Source data
------------------------------------------------------------------------

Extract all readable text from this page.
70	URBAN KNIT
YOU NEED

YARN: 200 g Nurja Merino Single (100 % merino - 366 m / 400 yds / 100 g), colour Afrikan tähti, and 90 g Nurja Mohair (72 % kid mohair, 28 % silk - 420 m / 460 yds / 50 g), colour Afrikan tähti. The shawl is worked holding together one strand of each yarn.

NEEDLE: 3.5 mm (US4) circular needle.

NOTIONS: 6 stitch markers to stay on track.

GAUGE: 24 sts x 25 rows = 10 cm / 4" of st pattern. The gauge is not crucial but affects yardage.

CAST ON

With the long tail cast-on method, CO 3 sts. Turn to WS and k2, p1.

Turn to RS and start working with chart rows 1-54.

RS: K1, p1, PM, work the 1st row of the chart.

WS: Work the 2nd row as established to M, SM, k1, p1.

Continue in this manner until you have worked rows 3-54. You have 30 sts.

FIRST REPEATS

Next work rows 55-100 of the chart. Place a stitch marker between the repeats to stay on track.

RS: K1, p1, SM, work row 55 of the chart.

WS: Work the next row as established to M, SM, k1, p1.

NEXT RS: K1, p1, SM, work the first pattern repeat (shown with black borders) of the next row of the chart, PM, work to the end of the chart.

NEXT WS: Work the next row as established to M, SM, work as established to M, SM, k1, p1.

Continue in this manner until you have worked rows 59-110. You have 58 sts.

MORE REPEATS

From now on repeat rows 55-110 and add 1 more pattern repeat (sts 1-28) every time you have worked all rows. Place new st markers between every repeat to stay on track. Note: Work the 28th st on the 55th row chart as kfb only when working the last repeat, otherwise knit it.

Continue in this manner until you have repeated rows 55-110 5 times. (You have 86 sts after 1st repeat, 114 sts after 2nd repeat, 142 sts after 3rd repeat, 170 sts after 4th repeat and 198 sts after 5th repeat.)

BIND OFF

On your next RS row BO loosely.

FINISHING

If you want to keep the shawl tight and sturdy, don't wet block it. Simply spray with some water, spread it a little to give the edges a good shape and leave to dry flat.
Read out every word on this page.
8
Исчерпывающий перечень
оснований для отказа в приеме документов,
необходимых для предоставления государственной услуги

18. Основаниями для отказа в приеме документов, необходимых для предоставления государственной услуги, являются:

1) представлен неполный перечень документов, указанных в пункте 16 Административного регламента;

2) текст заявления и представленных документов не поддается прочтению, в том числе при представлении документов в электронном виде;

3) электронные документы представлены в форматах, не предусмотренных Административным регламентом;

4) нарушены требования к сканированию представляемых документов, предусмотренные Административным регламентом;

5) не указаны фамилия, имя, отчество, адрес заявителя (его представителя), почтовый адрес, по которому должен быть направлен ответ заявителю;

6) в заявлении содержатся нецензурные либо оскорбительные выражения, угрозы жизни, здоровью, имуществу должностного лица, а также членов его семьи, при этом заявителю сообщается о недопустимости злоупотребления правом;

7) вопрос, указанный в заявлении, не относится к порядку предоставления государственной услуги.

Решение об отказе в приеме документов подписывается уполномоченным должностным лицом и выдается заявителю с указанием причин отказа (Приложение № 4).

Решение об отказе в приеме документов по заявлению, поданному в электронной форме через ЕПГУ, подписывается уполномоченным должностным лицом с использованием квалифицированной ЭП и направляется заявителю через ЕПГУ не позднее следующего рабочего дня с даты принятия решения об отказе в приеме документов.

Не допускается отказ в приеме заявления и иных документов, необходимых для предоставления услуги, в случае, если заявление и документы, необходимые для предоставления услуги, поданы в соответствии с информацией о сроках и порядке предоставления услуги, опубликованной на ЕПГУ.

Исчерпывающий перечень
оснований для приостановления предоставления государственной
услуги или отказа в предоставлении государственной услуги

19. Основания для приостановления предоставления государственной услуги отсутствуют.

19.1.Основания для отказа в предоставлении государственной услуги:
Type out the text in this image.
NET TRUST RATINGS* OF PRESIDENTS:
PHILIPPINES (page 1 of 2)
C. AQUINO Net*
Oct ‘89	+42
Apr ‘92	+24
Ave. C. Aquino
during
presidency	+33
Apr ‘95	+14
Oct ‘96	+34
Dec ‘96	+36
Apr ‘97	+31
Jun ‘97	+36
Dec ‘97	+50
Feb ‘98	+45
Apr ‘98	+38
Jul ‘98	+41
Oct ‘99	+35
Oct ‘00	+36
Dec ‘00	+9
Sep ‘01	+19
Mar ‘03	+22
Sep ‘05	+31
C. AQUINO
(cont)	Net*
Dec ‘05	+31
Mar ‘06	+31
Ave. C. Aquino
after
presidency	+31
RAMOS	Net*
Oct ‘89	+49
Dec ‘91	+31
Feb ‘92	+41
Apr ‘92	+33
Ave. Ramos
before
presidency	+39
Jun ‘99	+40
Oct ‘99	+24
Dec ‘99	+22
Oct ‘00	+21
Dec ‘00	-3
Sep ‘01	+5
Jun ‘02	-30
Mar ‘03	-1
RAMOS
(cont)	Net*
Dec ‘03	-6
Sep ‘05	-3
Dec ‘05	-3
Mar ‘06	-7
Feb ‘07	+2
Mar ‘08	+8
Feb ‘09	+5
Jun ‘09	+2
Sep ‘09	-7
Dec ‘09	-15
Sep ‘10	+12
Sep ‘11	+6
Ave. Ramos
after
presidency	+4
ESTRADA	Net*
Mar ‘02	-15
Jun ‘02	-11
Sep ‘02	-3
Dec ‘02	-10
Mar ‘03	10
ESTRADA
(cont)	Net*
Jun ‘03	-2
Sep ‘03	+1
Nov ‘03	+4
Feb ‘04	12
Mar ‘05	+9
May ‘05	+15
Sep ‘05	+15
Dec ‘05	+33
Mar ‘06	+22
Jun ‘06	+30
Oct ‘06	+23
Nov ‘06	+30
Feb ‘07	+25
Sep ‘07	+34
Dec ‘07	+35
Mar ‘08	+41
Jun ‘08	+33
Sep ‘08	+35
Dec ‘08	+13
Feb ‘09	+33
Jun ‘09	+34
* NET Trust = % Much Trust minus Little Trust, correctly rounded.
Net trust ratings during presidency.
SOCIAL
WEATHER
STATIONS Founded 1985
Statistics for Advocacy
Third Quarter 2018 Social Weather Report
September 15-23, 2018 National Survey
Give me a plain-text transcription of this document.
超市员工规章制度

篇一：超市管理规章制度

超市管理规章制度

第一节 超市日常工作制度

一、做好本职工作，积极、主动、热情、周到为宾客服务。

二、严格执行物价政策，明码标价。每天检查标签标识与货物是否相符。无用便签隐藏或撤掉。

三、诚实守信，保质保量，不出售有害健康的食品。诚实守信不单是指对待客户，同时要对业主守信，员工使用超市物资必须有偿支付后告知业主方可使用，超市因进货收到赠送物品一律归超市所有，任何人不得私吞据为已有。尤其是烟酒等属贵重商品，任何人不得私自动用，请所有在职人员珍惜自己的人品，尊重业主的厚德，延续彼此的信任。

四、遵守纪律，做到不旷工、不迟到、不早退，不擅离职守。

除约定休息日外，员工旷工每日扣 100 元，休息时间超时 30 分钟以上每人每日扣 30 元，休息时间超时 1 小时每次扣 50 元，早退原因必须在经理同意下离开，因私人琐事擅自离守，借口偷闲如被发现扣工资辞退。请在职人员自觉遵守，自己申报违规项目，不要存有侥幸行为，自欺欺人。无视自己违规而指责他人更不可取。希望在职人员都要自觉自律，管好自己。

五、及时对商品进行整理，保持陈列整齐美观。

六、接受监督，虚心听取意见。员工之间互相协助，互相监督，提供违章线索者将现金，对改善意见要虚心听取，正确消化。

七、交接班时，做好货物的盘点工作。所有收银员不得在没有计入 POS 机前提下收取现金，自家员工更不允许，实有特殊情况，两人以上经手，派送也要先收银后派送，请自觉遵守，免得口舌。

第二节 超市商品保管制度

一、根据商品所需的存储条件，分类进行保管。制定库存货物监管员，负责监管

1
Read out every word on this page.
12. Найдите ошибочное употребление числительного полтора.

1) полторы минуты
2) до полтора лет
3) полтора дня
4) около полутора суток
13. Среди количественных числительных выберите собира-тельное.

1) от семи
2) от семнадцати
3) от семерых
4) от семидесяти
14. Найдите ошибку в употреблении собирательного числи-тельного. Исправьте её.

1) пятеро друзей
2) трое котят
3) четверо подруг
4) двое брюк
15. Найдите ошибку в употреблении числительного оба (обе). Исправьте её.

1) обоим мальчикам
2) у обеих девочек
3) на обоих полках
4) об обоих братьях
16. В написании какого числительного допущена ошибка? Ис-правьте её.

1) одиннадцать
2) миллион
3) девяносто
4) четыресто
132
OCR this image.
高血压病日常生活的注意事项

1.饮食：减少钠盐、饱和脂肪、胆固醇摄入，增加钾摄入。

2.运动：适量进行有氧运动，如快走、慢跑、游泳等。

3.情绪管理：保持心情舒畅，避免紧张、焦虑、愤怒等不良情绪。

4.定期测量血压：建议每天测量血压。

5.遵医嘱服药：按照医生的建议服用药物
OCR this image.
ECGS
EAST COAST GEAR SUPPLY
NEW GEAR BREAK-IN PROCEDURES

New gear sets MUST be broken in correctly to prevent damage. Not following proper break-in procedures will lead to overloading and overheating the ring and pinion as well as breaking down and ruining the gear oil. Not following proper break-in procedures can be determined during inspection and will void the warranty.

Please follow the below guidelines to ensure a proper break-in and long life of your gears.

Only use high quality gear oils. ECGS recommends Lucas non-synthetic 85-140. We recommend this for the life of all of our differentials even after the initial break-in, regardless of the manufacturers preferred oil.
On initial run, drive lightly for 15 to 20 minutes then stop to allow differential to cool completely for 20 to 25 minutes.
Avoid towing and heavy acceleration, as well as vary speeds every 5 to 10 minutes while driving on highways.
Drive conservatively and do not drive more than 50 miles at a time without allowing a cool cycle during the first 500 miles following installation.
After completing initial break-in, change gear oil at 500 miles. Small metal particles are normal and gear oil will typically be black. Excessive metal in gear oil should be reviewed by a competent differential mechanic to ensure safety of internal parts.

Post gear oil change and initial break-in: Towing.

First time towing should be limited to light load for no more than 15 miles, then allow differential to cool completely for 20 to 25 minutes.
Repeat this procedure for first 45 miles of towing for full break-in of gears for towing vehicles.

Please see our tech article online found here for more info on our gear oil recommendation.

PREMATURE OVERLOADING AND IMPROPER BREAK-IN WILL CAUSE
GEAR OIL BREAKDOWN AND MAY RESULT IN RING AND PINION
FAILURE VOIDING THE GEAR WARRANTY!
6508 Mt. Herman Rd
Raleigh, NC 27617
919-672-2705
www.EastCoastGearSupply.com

------------------------------------------------------------------------

Given task: Say, as a number only, how many lines of the data contain "регламентом".

Response: 2